> **Task**:
Write the records out again exactly, leaving no images in.

(Stored data entries)

--- BEGIN ---

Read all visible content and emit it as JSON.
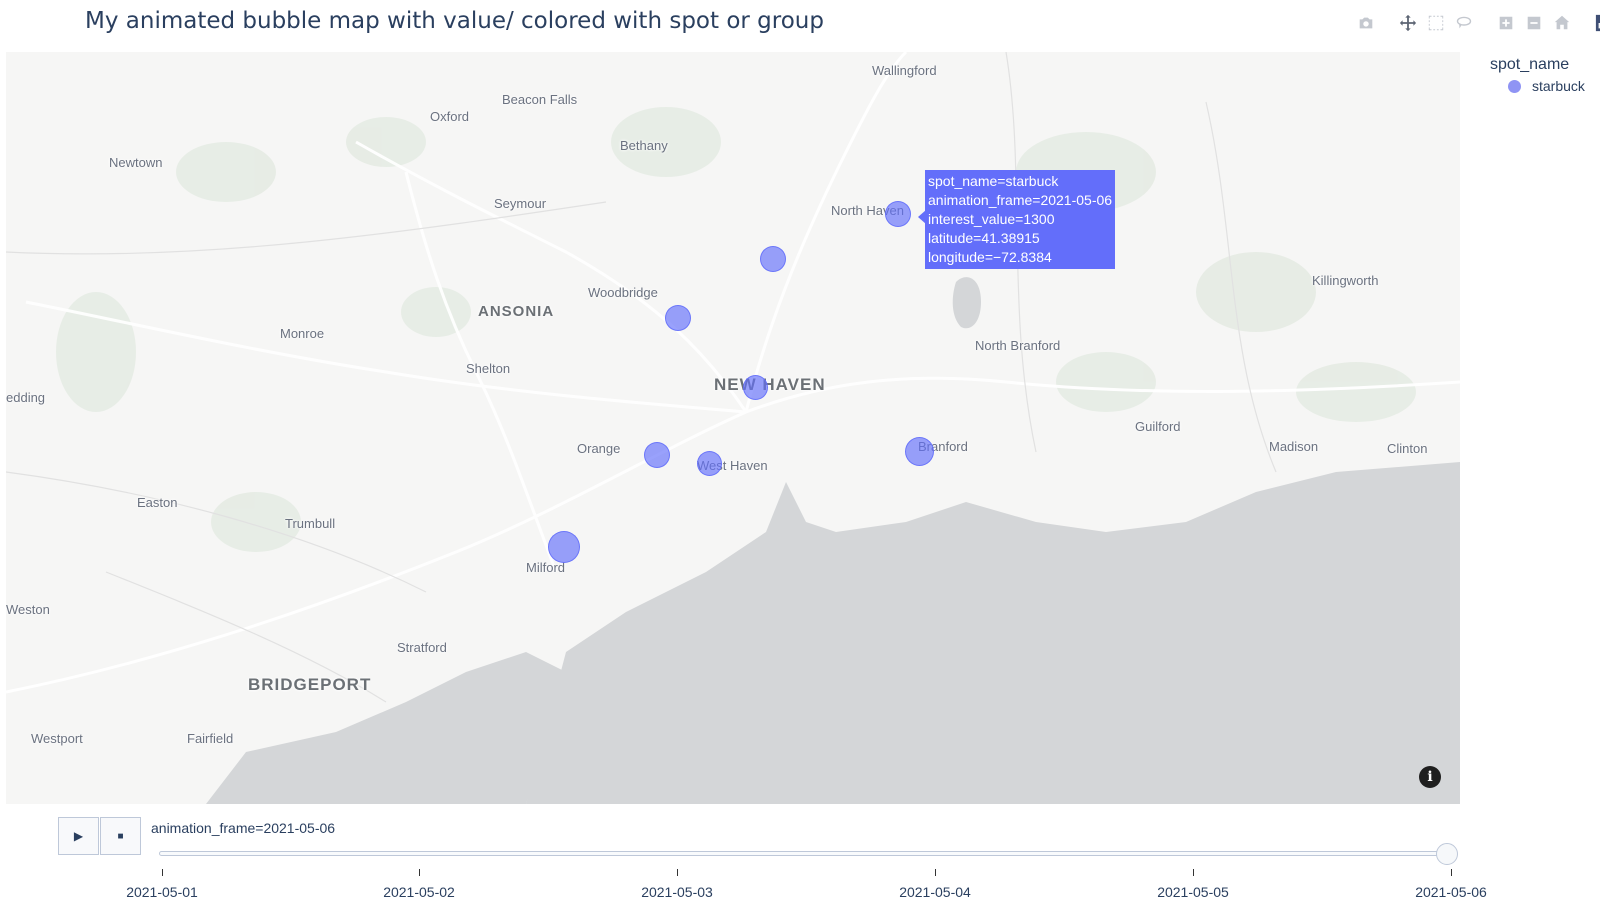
{
  "title": "My animated bubble map with value/ colored with spot or group",
  "modebar": {
    "buttons": [
      "camera-icon",
      "pan-icon",
      "box-select-icon",
      "lasso-icon",
      "zoom-in-icon",
      "zoom-out-icon",
      "reset-home-icon",
      "plotly-logo-icon"
    ]
  },
  "legend": {
    "title": "spot_name",
    "items": [
      {
        "label": "starbuck",
        "color": "#636efa"
      }
    ]
  },
  "map": {
    "places": [
      "Wallingford",
      "Beacon Falls",
      "Oxford",
      "Bethany",
      "Newtown",
      "Seymour",
      "North Haven",
      "Killingworth",
      "Woodbridge",
      "ANSONIA",
      "Monroe",
      "Shelton",
      "North Branford",
      "NEW HAVEN",
      "edding",
      "Guilford",
      "Orange",
      "West Haven",
      "Branford",
      "Madison",
      "Clinton",
      "Easton",
      "Trumbull",
      "Milford",
      "Weston",
      "Stratford",
      "BRIDGEPORT",
      "Westport",
      "Fairfield"
    ],
    "info_label": "i"
  },
  "hover": {
    "lines": [
      "spot_name=starbuck",
      "animation_frame=2021-05-06",
      "interest_value=1300",
      "latitude=41.38915",
      "longitude=−72.8384"
    ]
  },
  "animation": {
    "play_icon": "▶",
    "stop_icon": "■",
    "current_label": "animation_frame=2021-05-06",
    "frames": [
      "2021-05-01",
      "2021-05-02",
      "2021-05-03",
      "2021-05-04",
      "2021-05-05",
      "2021-05-06"
    ],
    "current_index": 5
  },
  "chart_data": {
    "type": "scatter",
    "subtype": "scatter_mapbox bubble",
    "title": "My animated bubble map with value/ colored with spot or group",
    "color_legend_title": "spot_name",
    "series": [
      {
        "name": "starbuck",
        "color": "#636efa",
        "frame": "2021-05-06",
        "points": [
          {
            "latitude": 41.38915,
            "longitude": -72.8384,
            "interest_value": 1300
          },
          {
            "latitude": 41.36,
            "longitude": -72.92,
            "interest_value": null
          },
          {
            "latitude": 41.33,
            "longitude": -72.99,
            "interest_value": null
          },
          {
            "latitude": 41.31,
            "longitude": -72.93,
            "interest_value": null
          },
          {
            "latitude": 41.28,
            "longitude": -73.01,
            "interest_value": null
          },
          {
            "latitude": 41.275,
            "longitude": -72.965,
            "interest_value": null
          },
          {
            "latitude": 41.28,
            "longitude": -72.82,
            "interest_value": null
          },
          {
            "latitude": 41.23,
            "longitude": -73.06,
            "interest_value": null
          }
        ]
      }
    ]
  }
}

--- END ---

> **Full response**:
Read all visible content and emit it as JSON.
{
  "title": "My animated bubble map with value/ colored with spot or group",
  "modebar": {
    "buttons": [
      "camera-icon",
      "pan-icon",
      "box-select-icon",
      "lasso-icon",
      "zoom-in-icon",
      "zoom-out-icon",
      "reset-home-icon",
      "plotly-logo-icon"
    ]
  },
  "legend": {
    "title": "spot_name",
    "items": [
      {
        "label": "starbuck",
        "color": "#636efa"
      }
    ]
  },
  "map": {
    "places": [
      "Wallingford",
      "Beacon Falls",
      "Oxford",
      "Bethany",
      "Newtown",
      "Seymour",
      "North Haven",
      "Killingworth",
      "Woodbridge",
      "ANSONIA",
      "Monroe",
      "Shelton",
      "North Branford",
      "NEW HAVEN",
      "edding",
      "Guilford",
      "Orange",
      "West Haven",
      "Branford",
      "Madison",
      "Clinton",
      "Easton",
      "Trumbull",
      "Milford",
      "Weston",
      "Stratford",
      "BRIDGEPORT",
      "Westport",
      "Fairfield"
    ],
    "info_label": "i"
  },
  "hover": {
    "lines": [
      "spot_name=starbuck",
      "animation_frame=2021-05-06",
      "interest_value=1300",
      "latitude=41.38915",
      "longitude=−72.8384"
    ]
  },
  "animation": {
    "play_icon": "▶",
    "stop_icon": "■",
    "current_label": "animation_frame=2021-05-06",
    "frames": [
      "2021-05-01",
      "2021-05-02",
      "2021-05-03",
      "2021-05-04",
      "2021-05-05",
      "2021-05-06"
    ],
    "current_index": 5
  },
  "chart_data": {
    "type": "scatter",
    "subtype": "scatter_mapbox bubble",
    "title": "My animated bubble map with value/ colored with spot or group",
    "color_legend_title": "spot_name",
    "series": [
      {
        "name": "starbuck",
        "color": "#636efa",
        "frame": "2021-05-06",
        "points": [
          {
            "latitude": 41.38915,
            "longitude": -72.8384,
            "interest_value": 1300
          },
          {
            "latitude": 41.36,
            "longitude": -72.92,
            "interest_value": null
          },
          {
            "latitude": 41.33,
            "longitude": -72.99,
            "interest_value": null
          },
          {
            "latitude": 41.31,
            "longitude": -72.93,
            "interest_value": null
          },
          {
            "latitude": 41.28,
            "longitude": -73.01,
            "interest_value": null
          },
          {
            "latitude": 41.275,
            "longitude": -72.965,
            "interest_value": null
          },
          {
            "latitude": 41.28,
            "longitude": -72.82,
            "interest_value": null
          },
          {
            "latitude": 41.23,
            "longitude": -73.06,
            "interest_value": null
          }
        ]
      }
    ]
  }
}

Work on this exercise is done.